The internationalisation of higher education comes at the crossroads with education technology’s trajectory. Before the beginning of the twenty-first century, technology did not feature in international higher education initiatives, yet, since 2000, its application in internationalisation has increased (Yemini & Sagie, 2015). Despite a commitment to internationalisation at an institutional level - through, for example, satellite campuses, virtual universities, and articulation routes - considerations of what internationalisation means in practice have traditionally been determined in isolation, by academics seeking to leverage digital capabilities to shape new pedagogies (Starke-Meyerring, 2010). Globally Networked Learning Environments (GNLEs) are international collaborations constructed primarily at the grassroots level within HEIs, and operate separately to high-level discourse about the global campus (Starke-Meyerring, 2007).

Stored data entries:

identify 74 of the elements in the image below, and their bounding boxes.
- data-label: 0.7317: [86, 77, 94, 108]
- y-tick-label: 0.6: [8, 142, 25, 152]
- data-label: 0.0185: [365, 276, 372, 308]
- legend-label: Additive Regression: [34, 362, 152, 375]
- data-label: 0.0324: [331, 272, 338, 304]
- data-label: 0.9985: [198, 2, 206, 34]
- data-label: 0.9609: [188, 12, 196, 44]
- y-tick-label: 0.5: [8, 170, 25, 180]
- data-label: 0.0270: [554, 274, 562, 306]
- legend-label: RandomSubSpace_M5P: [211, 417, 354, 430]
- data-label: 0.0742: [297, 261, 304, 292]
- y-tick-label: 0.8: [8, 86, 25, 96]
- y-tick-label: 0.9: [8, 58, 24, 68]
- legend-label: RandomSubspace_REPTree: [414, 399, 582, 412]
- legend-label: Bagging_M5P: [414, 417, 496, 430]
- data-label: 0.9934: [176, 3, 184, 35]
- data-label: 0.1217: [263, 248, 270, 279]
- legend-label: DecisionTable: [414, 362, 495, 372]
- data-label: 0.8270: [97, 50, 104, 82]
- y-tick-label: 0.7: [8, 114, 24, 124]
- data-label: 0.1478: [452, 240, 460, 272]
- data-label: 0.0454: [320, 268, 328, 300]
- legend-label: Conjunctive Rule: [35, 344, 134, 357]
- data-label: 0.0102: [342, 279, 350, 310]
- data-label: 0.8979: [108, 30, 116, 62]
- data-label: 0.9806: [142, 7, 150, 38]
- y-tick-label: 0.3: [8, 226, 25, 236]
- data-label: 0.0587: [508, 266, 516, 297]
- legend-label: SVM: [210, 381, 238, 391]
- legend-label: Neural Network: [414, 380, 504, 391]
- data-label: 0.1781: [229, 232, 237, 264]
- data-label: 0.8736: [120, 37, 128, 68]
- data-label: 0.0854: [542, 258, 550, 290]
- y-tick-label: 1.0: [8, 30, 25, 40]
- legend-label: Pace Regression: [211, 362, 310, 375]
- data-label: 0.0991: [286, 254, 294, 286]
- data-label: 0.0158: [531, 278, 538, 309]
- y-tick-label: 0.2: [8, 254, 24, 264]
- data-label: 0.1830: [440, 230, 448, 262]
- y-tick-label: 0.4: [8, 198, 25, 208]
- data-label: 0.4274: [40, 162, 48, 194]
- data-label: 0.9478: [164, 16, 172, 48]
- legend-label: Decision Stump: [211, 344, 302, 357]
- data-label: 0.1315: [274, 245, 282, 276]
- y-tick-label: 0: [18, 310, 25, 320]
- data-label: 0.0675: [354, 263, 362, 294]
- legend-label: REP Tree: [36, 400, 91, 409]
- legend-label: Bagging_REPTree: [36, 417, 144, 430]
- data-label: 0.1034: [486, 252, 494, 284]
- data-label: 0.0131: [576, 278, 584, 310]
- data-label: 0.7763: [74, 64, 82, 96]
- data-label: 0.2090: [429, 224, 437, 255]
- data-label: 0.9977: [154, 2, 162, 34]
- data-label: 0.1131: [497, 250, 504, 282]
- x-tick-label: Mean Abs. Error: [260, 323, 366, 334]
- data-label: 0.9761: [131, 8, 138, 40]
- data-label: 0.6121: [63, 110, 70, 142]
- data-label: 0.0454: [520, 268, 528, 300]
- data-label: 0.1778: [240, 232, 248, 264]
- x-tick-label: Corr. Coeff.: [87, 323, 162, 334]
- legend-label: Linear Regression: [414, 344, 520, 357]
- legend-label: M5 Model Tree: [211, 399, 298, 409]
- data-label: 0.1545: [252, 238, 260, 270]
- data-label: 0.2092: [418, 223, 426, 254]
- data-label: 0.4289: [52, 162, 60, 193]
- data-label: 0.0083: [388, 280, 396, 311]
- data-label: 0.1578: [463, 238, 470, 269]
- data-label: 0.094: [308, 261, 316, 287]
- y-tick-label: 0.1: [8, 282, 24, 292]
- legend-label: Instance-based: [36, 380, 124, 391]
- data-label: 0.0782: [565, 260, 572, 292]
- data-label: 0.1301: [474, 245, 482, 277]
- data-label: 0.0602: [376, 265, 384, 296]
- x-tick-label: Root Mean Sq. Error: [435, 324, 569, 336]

▶ Directions for this task: Render into Spanish this sentence from the passage on the internationalization of higher education: "The internationalisation of higher education comes at the crossroads with education technology’s trajectory."

▶ Exercise solution: La internacionalización de la educación superior se encuentra en la encrucijada con la trayectoria de la tecnología educativa.